(Excerpts from a figure dataset)

□ □ □ □ □ □ □

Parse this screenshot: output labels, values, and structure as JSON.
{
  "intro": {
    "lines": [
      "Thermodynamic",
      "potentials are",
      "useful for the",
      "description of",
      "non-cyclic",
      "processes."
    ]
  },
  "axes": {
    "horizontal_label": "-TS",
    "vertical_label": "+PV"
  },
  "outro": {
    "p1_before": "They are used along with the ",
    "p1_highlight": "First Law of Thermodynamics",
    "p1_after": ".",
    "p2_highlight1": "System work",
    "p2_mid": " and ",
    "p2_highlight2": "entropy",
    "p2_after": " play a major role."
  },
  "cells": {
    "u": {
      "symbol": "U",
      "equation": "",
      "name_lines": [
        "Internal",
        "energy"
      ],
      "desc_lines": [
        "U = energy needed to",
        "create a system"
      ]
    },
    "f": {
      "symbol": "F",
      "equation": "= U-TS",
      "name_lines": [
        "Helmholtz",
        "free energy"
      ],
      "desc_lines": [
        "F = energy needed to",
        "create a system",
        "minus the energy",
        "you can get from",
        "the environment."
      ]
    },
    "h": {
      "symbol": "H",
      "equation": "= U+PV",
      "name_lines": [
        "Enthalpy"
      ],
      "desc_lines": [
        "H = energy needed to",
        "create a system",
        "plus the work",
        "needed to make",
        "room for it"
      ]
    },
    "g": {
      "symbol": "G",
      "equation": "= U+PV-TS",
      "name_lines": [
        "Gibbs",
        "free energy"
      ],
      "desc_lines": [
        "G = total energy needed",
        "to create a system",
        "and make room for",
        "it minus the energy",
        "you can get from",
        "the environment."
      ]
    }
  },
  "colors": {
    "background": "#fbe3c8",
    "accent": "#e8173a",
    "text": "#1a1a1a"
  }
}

□ □ □ □ □ □ □

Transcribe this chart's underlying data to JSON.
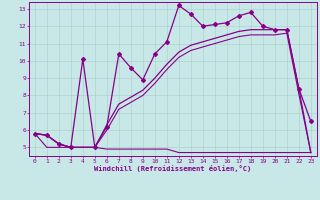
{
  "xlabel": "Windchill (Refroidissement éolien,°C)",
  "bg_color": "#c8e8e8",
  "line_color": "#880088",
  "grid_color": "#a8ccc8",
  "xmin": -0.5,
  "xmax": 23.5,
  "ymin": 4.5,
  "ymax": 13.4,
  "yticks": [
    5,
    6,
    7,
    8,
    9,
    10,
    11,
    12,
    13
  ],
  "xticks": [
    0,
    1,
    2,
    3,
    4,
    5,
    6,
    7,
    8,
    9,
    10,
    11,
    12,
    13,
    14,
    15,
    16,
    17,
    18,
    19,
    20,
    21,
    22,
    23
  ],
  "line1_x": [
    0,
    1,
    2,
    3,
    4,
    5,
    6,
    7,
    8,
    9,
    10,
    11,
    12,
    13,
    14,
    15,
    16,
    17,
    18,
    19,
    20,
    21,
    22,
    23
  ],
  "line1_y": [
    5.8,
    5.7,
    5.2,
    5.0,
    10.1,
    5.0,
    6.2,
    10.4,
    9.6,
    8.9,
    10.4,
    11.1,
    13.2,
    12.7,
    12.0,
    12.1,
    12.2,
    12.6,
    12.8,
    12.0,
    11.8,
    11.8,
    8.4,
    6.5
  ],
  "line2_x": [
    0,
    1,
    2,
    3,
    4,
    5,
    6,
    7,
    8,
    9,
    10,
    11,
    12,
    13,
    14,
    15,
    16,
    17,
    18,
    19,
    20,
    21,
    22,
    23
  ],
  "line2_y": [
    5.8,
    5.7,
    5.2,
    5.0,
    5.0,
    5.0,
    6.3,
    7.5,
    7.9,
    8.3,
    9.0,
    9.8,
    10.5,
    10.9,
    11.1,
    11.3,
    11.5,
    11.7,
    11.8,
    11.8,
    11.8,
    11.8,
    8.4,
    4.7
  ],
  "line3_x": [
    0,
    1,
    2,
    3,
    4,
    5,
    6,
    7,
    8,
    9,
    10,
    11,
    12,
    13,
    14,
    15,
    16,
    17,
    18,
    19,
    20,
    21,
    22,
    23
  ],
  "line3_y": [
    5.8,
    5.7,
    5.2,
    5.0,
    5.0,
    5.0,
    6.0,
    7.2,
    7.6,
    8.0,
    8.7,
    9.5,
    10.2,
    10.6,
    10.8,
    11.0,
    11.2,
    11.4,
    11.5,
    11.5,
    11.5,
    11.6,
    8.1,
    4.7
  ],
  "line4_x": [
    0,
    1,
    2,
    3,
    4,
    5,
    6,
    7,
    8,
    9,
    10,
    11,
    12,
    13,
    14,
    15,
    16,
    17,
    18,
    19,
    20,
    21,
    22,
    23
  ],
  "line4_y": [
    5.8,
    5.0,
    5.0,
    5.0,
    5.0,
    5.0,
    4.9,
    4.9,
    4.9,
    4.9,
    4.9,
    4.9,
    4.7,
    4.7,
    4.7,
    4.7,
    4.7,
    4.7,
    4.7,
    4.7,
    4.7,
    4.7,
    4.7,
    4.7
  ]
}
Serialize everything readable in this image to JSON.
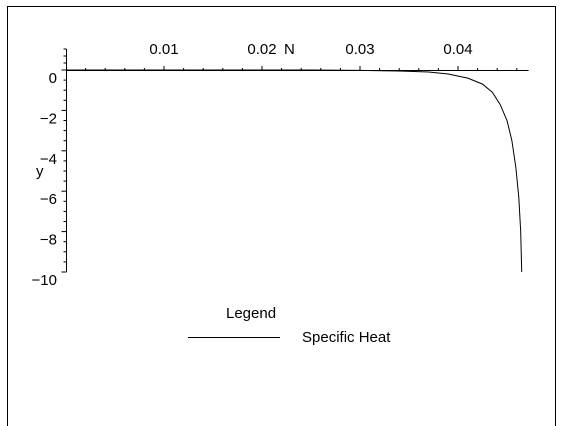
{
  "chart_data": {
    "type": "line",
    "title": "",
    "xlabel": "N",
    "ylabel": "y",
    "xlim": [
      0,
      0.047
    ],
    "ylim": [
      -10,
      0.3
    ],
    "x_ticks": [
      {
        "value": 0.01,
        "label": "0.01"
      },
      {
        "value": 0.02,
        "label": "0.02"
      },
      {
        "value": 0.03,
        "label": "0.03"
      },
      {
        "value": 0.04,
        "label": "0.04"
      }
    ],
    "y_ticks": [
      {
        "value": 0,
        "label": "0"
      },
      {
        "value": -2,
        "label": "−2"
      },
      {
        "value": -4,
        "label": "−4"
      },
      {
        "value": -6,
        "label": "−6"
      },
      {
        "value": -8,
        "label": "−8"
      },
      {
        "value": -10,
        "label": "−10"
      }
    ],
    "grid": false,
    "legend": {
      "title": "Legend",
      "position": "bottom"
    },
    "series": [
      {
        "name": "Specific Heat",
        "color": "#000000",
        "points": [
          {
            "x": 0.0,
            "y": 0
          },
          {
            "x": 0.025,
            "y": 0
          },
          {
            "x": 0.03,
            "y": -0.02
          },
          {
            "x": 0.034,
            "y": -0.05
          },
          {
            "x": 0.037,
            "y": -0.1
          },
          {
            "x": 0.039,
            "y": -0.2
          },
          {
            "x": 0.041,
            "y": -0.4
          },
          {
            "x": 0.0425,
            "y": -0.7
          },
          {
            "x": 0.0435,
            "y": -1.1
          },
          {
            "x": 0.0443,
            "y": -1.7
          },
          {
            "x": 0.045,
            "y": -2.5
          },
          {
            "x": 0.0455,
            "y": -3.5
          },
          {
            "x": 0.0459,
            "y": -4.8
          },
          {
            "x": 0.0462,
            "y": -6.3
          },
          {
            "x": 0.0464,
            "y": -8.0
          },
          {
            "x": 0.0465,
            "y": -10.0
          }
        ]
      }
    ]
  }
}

□ □ □ □ □ □ □

**Given request**
Among these entries, how many lines include the string "energy"? Reply with the number by itself.

**Result for this task**
9